## Attività A
Elenca, per favore, tutti i nomi di città, comuni, province e Stati citati nell'articolo sulla tragedia Erasmus.
## Attività B
Secondo l'articolo sulla tragedia Erasmus, quale tribunale ha archiviato la causa penale?
## Attività C
Estrai dall'articolo sulla tragedia Erasmus il passo da "Nessun colpevole per la strage" fino a "provincia di Avellino." compreso.

## Estratto del documento

◆ ◆ ◆ ◆

Tragedia Erasmus, nessun colpevole per la morte di Valentina Gallo

10 novembre 2016

Nessun colpevole per la strage dell’autobus sull’Autostrada AP-7 in Spagna, la tragedia che la scorsa primavera costò la vita a 13 studentesse Erasmus, tra cui anche Valentina Gallo, nata a Firenze il 16 dicembre 1993 , ma originaria di Vallata in provincia di Avellino.

Sul pullman viaggiavano 61 persone, tutte del progetto Erasmus.

Dunque nessuna responsabilità. La strage delle tredici studentesse Erasmus, morte nel sonno fra le lamiere contorte di un bus catalano, non avrà un processo penale.

Lo ha deciso il giudice istruttore del tribunale di Amposta vicino a Tarragona che ha archiviato la causa penale aperta dopo l’incidente del bus.

Nella decisione di archiviazione, contro la quale può essere presentato ricorso, il magistrato ha escluso, riferisce l’agenzia spagnola Efe, che l’incidente sia stato dovuto a problemi meccanici o alla guida imprudente dell’autista e ha rinviato le parti al procedimento civile.

“Siamo stupefatti e nuovamente sotto choc”.

Lo dice all’ANSA Alessandro Saracino, padre di Serena, una delle studentesse Erasmus morte lo scorso marzo nell’incidente stradale.

◆ ◆ ◆ ◆

Dati di analisi strutturata della pagina:
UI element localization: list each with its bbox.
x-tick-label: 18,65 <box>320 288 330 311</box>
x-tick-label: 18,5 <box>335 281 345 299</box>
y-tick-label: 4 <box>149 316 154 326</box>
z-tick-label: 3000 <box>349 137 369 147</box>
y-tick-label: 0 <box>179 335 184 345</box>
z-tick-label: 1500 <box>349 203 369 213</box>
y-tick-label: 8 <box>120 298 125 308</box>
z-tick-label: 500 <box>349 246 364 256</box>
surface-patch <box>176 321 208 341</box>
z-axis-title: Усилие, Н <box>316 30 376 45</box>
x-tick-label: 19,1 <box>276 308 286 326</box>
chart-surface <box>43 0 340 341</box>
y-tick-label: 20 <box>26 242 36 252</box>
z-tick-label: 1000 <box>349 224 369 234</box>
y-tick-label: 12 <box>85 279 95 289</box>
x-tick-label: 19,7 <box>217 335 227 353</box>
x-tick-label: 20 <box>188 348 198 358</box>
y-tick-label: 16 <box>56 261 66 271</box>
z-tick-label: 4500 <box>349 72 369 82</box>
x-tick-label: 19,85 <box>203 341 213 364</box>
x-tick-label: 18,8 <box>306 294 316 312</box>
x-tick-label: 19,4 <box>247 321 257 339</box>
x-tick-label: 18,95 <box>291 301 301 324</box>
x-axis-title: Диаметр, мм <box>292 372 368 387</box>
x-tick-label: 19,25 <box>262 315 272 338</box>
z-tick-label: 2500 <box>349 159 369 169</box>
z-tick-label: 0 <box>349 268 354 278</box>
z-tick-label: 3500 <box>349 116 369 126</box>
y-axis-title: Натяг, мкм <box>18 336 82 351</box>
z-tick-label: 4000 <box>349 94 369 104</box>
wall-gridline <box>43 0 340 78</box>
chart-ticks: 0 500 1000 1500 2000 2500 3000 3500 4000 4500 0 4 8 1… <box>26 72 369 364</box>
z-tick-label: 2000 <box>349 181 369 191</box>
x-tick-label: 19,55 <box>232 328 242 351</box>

◆ ◆ ◆ ◆

## Risposta finale A
Spagna, Firenze, Vallata, Avellino, Amposta, Tarragona

## Risposta finale B
Il tribunale di Amposta, vicino a Tarragona.

## Risposta finale C
Nessun colpevole per la strage dell’autobus sull’Autostrada AP-7 in Spagna, la tragedia che la scorsa primavera costò la vita a 13 studentesse Erasmus, tra cui anche Valentina Gallo, nata a Firenze il 16 dicembre 1993 , ma originaria di Vallata in provincia di Avellino.